Azorín siente una especial predilección por los clásicos. Y como
ellos tiene una enorme aversión por la guerra. Azorín habla mucho
de los autores que reniegan de la guerra, que la denigran y
descalifican. Y siente una especial inclinación por aquellos hombres
que se malograron. Riofrío,
un pueblecito de Ávila, es
un libro precioso, de una prosa limpia, clara, diáfana. Pero también
es un libro que encierra una enorme melancolía. ¿Qué hace un
ilustrado como don Jacinto Bejarano Galavis y Nidos en un pueblo
perdido? Don Jacinto, de vez en cuando, se siente solo en medio de
sus congéneres. Añora las tertulias, las librerías, pero no se
mueve de Riofrío. Siente que hace falta allí: no puede traicionar
su vocación.
A
Azorín también le indignan las historias de las literaturas, que
son repeticiones de las anteriores historias de la literatura. Lucha
contra ellas, y defiende lo que, muchas veces, aquellas condenan.
Azorín es un hombre de amplias y profundas lecturas. Y hace una
encendida defensa de la última novela de don Miguel de Cervantes, la
obra que desdeñan las historias de la literatura. Quizás porque lo
hizo la primera, y nadie se ha tomado la molestia de revisarla.

Filas extraídas —
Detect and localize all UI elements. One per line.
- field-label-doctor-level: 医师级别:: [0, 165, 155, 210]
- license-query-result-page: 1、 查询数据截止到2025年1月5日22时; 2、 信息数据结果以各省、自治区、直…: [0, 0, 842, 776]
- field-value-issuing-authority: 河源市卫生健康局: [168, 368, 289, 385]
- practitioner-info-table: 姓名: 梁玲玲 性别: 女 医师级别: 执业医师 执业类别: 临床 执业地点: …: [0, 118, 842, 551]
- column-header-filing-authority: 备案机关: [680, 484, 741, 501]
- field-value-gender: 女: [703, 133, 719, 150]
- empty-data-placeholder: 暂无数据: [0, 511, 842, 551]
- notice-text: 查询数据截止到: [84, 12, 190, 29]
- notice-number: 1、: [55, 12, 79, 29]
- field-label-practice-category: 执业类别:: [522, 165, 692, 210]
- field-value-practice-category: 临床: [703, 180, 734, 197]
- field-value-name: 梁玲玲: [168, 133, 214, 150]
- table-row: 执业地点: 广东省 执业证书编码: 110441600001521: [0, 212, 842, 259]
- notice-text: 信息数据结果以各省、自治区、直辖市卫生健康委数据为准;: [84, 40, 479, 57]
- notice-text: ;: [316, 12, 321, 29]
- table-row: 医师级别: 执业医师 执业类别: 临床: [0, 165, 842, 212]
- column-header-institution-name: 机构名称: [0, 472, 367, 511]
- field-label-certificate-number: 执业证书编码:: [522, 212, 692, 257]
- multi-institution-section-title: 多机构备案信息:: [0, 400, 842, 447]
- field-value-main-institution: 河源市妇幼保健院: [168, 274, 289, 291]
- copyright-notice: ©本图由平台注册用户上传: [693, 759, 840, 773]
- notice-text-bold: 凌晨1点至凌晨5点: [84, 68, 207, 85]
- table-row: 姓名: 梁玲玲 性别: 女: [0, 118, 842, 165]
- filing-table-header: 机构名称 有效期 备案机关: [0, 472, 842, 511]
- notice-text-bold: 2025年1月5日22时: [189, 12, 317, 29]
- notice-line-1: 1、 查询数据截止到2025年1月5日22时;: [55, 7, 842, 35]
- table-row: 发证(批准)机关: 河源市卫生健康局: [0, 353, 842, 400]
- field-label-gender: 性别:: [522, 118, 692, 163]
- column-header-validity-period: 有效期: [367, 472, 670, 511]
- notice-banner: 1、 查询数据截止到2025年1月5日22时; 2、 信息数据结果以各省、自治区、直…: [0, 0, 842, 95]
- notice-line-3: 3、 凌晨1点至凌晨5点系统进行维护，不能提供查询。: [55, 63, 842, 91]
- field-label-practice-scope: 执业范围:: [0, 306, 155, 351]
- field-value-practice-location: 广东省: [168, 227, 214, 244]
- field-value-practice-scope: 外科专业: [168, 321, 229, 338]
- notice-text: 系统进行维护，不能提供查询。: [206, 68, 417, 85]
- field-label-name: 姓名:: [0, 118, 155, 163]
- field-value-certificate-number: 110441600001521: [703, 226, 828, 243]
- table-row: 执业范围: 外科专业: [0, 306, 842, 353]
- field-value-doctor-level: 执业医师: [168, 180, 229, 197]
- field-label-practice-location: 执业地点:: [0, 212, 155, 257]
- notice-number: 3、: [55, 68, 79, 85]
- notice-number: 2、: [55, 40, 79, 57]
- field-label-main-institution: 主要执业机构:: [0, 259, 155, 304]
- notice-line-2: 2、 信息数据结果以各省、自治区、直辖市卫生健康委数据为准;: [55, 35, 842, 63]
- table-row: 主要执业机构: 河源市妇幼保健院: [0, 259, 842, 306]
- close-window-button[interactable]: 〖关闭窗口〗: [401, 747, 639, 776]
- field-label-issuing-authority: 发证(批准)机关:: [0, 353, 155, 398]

Orden de trabajo A — Según la sección del documento, ¿qué novela de Cervantes defiende Azorín con fervor?
Orden de trabajo B — Por favor, enumera los adjetivos con que la sección del documento califica la prosa del libro sobre Riofrío.

Solución A — La última novela de don Miguel de Cervantes, que desdeñan las historias de la literatura.

Solución B — Limpia, clara, diáfana.